Aim of the task -> Keep every line where the word "below" appears; drop the rest.

** START **

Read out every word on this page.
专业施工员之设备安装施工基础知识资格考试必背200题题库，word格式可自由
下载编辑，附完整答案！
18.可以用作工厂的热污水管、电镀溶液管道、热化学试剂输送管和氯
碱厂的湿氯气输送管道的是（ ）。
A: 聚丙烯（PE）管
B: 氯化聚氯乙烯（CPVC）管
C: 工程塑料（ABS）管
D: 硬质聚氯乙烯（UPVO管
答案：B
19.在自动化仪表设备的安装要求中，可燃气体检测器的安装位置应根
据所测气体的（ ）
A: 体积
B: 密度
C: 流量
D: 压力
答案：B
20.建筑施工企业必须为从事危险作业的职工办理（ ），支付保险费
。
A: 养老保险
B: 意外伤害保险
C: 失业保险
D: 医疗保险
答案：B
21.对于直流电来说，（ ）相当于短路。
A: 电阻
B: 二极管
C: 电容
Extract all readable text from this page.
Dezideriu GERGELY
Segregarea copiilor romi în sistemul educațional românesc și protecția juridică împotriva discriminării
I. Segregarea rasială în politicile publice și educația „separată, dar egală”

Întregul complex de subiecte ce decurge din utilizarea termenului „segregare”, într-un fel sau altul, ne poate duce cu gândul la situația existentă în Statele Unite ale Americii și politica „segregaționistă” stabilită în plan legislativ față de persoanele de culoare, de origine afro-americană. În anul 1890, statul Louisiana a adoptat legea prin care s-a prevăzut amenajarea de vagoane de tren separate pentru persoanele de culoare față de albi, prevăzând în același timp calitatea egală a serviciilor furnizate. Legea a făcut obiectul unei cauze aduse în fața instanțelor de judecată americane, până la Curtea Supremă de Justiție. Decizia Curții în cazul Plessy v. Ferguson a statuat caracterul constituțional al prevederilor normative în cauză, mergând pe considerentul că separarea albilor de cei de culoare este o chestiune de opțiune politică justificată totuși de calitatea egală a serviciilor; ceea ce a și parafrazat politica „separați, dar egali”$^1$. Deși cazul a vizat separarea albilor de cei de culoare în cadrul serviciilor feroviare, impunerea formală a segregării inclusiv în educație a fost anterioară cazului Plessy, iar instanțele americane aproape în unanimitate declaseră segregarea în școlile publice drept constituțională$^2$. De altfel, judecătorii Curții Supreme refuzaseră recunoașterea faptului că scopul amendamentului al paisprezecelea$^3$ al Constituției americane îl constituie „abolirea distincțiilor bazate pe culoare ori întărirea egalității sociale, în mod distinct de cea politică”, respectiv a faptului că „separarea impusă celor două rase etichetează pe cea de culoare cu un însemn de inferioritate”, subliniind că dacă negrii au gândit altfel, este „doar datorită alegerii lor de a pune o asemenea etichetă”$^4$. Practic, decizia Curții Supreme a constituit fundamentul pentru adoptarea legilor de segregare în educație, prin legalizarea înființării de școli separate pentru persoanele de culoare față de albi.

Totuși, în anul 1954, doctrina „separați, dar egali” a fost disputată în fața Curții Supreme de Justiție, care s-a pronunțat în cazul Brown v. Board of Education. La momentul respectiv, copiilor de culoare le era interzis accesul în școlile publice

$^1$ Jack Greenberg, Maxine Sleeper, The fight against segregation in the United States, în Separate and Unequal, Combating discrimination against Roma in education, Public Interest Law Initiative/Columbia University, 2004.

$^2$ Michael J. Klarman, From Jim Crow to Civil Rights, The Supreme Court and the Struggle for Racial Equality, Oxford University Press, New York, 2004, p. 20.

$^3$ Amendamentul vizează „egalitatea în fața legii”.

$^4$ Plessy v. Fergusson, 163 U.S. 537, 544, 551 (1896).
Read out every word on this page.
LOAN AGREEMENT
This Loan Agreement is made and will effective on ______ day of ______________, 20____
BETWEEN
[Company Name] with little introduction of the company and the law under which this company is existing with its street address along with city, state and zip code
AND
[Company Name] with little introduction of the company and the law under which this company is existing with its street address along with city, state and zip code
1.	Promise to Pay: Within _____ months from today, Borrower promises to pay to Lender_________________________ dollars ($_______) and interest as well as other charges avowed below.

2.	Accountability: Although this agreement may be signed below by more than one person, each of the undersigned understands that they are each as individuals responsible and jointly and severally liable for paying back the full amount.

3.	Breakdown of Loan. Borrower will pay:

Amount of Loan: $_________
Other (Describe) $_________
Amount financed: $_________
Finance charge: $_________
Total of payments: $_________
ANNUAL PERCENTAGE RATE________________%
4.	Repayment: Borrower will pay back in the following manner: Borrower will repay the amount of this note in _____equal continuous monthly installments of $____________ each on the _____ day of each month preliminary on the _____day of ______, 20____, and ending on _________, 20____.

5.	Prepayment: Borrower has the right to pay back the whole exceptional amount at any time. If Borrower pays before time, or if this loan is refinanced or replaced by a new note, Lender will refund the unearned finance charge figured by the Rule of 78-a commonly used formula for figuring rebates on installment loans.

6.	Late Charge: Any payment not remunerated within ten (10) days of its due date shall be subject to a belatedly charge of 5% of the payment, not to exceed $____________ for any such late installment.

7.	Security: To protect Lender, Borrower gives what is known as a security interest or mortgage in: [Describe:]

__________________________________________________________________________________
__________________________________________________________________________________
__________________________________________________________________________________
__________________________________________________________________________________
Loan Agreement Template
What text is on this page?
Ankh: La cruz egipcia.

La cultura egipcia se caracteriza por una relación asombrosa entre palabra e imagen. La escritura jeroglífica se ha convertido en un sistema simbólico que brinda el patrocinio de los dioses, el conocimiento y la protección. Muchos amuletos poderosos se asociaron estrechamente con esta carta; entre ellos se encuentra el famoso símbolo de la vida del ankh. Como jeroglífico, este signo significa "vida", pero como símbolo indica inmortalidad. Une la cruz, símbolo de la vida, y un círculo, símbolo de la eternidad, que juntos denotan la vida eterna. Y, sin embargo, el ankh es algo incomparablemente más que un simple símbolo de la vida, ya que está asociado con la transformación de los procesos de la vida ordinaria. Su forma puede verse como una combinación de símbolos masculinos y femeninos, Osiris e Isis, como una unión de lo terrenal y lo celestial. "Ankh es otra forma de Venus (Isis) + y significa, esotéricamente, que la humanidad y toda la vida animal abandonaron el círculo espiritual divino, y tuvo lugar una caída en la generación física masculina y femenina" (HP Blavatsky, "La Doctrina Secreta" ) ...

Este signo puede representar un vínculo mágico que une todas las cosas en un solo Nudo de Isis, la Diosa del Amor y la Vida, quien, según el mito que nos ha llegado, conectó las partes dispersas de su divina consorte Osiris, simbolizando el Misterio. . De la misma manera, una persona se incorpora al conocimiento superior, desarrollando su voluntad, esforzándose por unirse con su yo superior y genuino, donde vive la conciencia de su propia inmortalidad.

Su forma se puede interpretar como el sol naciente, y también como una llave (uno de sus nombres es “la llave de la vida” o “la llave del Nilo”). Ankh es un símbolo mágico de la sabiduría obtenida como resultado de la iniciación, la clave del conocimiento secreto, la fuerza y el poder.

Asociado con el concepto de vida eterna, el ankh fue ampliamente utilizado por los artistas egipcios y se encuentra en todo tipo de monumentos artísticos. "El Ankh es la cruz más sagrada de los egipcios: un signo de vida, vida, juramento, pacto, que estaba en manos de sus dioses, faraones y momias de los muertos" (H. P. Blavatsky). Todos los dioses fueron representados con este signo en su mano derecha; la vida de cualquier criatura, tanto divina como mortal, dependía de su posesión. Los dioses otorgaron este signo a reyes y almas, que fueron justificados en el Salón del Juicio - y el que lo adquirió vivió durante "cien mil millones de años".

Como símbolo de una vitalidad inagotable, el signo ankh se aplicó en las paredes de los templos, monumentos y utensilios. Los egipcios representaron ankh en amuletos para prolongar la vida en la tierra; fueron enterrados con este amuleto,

** END **

Result of this exercise ->
1.	Promise to Pay: Within _____ months from today, Borrower promises to pay to Lender_________________________ dollars ($_______) and interest as well as other charges avowed below.
2.	Accountability: Although this agreement may be signed below by more than one person, each of the undersigned understands that they are each as individuals responsible and jointly and severally liable for paying back the full amount.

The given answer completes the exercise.